* [Instruction]: Repeat the records below exactly, leaving out any pictures.

(Data records)

--------

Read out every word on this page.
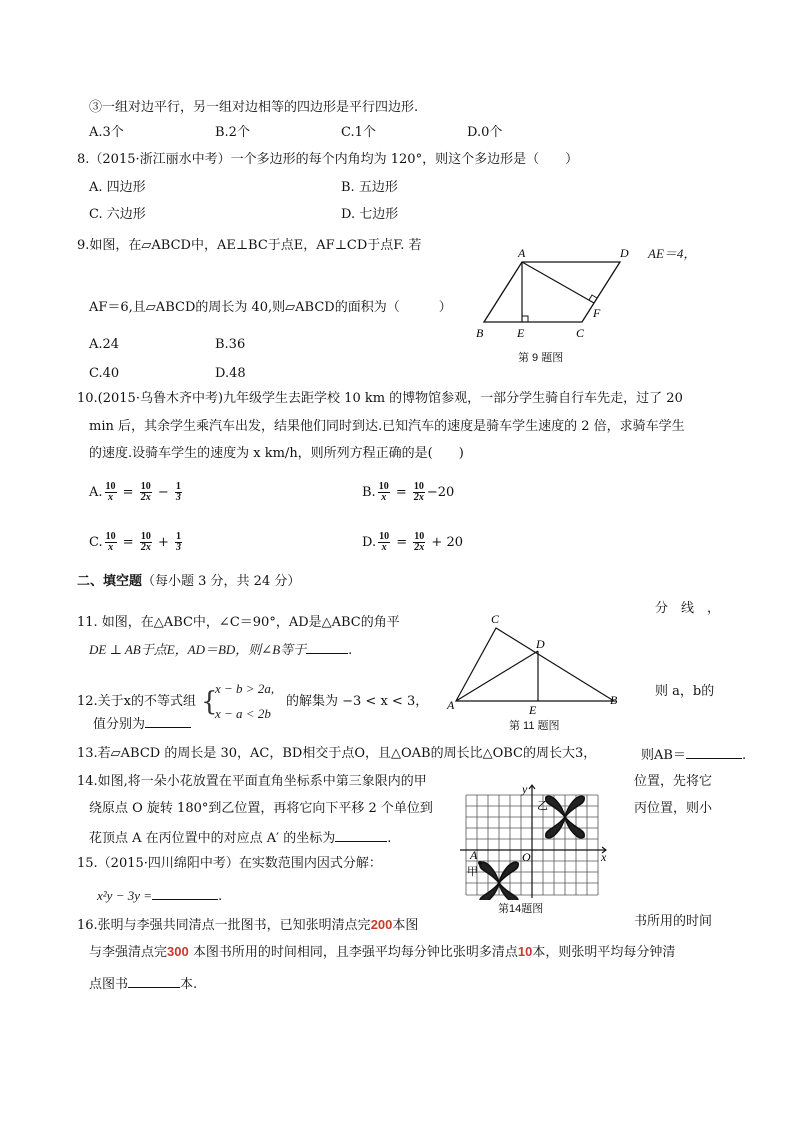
③一组对边平行，另一组对边相等的四边形是平行四边形.
A.3个	B.2个	C.1个	D.0个
8.（2015·浙江丽水中考）一个多边形的每个内角均为 120°，则这个多边形是（　　）
A. 四边形	B. 五边形
C. 六边形	D. 七边形
9.如图，在▱ABCD中，AE⊥BC于点E，AF⊥CD于点F. 若
AE＝4，
AF＝6,且▱ABCD的周长为 40,则▱ABCD的面积为（　　　）
A.24	B.36
C.40	D.48
A	D
B	E	C
F
第 9 题图
10.(2015·乌鲁木齐中考)九年级学生去距学校 10 km 的博物馆参观，一部分学生骑自行车先走，过了 20
min 后，其余学生乘汽车出发，结果他们同时到达.已知汽车的速度是骑车学生速度的 2 倍，求骑车学生
的速度.设骑车学生的速度为 x km/h，则所列方程正确的是(　　)
A. $\frac{10}{x} = \frac{10}{2x} - \frac{1}{3}$	B. $\frac{10}{x} = \frac{10}{2x} -20$
C. $\frac{10}{x} = \frac{10}{2x} + \frac{1}{3}$	D. $\frac{10}{x} = \frac{10}{2x} + 20$
二、填空题（每小题 3 分，共 24 分）
11. 如图，在△ABC中，∠C＝90°，AD是△ABC的角平
分　线　，
DE ⊥ AB于点E，AD＝BD，则∠B等于	.
C
D
A	E
B
第 11 题图
12.关于x的不等式组 {
x − b > 2a,
x − a < 2b
的解集为 −3 < x < 3，
值分别为
则 a，b的
13.若▱ABCD 的周长是 30，AC，BD相交于点O，且△OAB的周长比△OBC的周长大3，	则AB＝	.
14.如图,将一朵小花放置在平面直角坐标系中第三象限内的甲	位置，先将它
绕原点 O 旋转 180°到乙位置，再将它向下平移 2 个单位到	丙位置，则小
花顶点 A 在丙位置中的对应点 A′ 的坐标为	.
y
乙
O	x
A
甲
第14题图
15.（2015·四川绵阳中考）在实数范围内因式分解：
x²y − 3y =	.
16.张明与李强共同清点一批图书，已知张明清点完200本图	书所用的时间
与李强清点完300 本图书所用的时间相同，且李强平均每分钟比张明多清点10本，则张明平均每分钟清
点图书	本.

--------

* [Answer below]:
Read out every word on this page.
③一组对边平行，另一组对边相等的四边形是平行四边形.
A.3个	B.2个	C.1个	D.0个
8.（2015·浙江丽水中考）一个多边形的每个内角均为 120°，则这个多边形是（　　）
A. 四边形	B. 五边形
C. 六边形	D. 七边形
9.如图，在▱ABCD中，AE⊥BC于点E，AF⊥CD于点F. 若
AE＝4，
AF＝6,且▱ABCD的周长为 40,则▱ABCD的面积为（　　　）
A.24	B.36
C.40	D.48
A	D
B	E	C
F
第 9 题图
10.(2015·乌鲁木齐中考)九年级学生去距学校 10 km 的博物馆参观，一部分学生骑自行车先走，过了 20
min 后，其余学生乘汽车出发，结果他们同时到达.已知汽车的速度是骑车学生速度的 2 倍，求骑车学生
的速度.设骑车学生的速度为 x km/h，则所列方程正确的是(　　)
A. $\frac{10}{x} = \frac{10}{2x} - \frac{1}{3}$	B. $\frac{10}{x} = \frac{10}{2x} -20$
C. $\frac{10}{x} = \frac{10}{2x} + \frac{1}{3}$	D. $\frac{10}{x} = \frac{10}{2x} + 20$
二、填空题（每小题 3 分，共 24 分）
11. 如图，在△ABC中，∠C＝90°，AD是△ABC的角平
分　线　，
DE ⊥ AB于点E，AD＝BD，则∠B等于	.
C
D
A	E
B
第 11 题图
12.关于x的不等式组 {
x − b > 2a,
x − a < 2b
的解集为 −3 < x < 3，
值分别为
则 a，b的
13.若▱ABCD 的周长是 30，AC，BD相交于点O，且△OAB的周长比△OBC的周长大3，	则AB＝	.
14.如图,将一朵小花放置在平面直角坐标系中第三象限内的甲	位置，先将它
绕原点 O 旋转 180°到乙位置，再将它向下平移 2 个单位到	丙位置，则小
花顶点 A 在丙位置中的对应点 A′ 的坐标为	.
y
乙
O	x
A
甲
第14题图
15.（2015·四川绵阳中考）在实数范围内因式分解：
x²y − 3y =	.
16.张明与李强共同清点一批图书，已知张明清点完200本图	书所用的时间
与李强清点完300 本图书所用的时间相同，且李强平均每分钟比张明多清点10本，则张明平均每分钟清
点图书	本.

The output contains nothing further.